(Data items)

----

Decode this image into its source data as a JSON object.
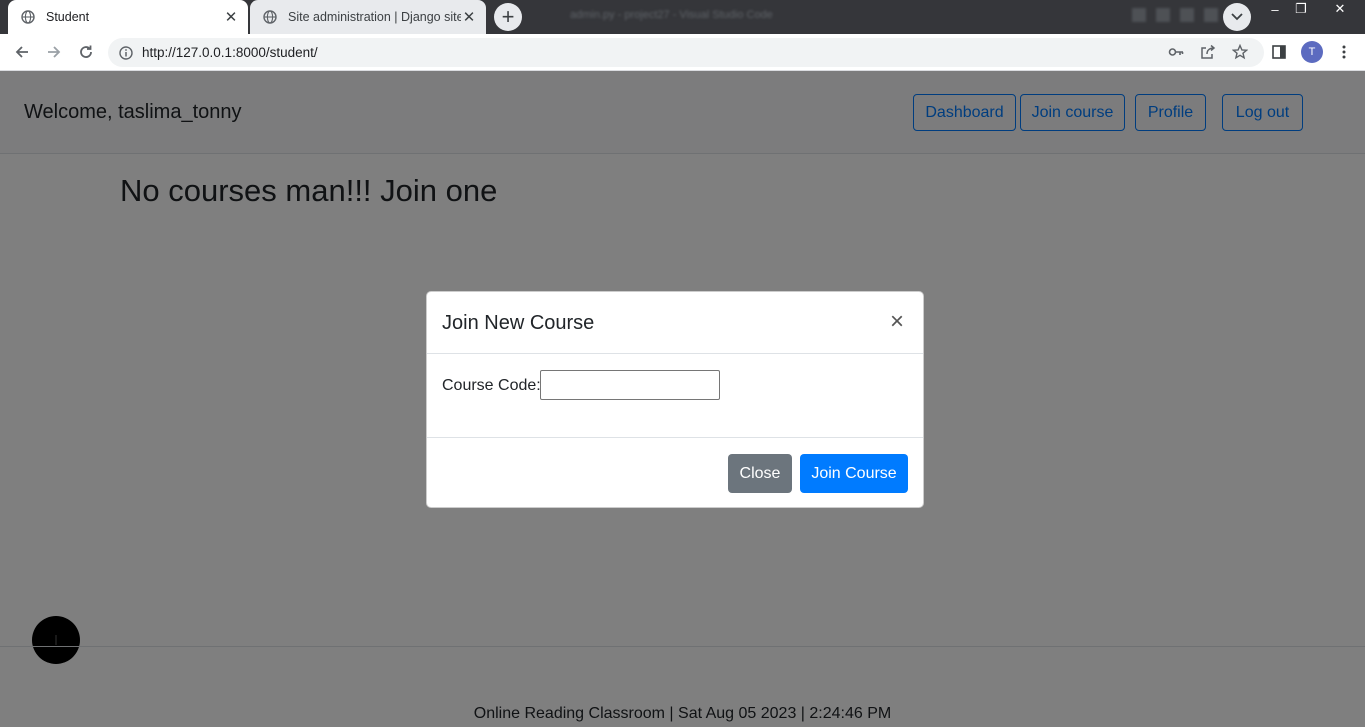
{
  "browser": {
    "tabs": [
      {
        "title": "Student"
      },
      {
        "title": "Site administration | Django site admin"
      }
    ],
    "window_title": "admin.py - project27 - Visual Studio Code",
    "url": "http://127.0.0.1:8000/student/",
    "profile_initial": "T",
    "icons": {
      "favicon": "globe-icon",
      "back": "back-arrow-icon",
      "forward": "forward-arrow-icon",
      "reload": "reload-icon",
      "site_info": "info-icon",
      "passwords": "key-icon",
      "share": "share-icon",
      "bookmark": "star-icon",
      "side_panel": "side-panel-icon",
      "menu": "kebab-menu-icon"
    },
    "window_controls": {
      "minimize": "–",
      "restore": "❐",
      "close": "✕"
    }
  },
  "navbar": {
    "welcome": "Welcome, taslima_tonny",
    "buttons": {
      "dashboard": "Dashboard",
      "join_course": "Join course",
      "profile": "Profile",
      "logout": "Log out"
    }
  },
  "main": {
    "heading": "No courses man!!! Join one"
  },
  "footer": {
    "text": "Online Reading Classroom | Sat Aug 05 2023 | 2:24:46 PM"
  },
  "modal": {
    "title": "Join New Course",
    "close_symbol": "×",
    "course_code_label": "Course Code:",
    "course_code_value": "",
    "close_button": "Close",
    "join_button": "Join Course"
  },
  "colors": {
    "primary": "#007bff",
    "secondary": "#6c757d",
    "backdrop": "rgba(0,0,0,0.5)"
  }
}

----

- [PROBLEM TO WORK ON]:
In the entries above, how many lines hold the word "arrow"? State the number and nothing else.

- [FINISHED EXERCISE]:
2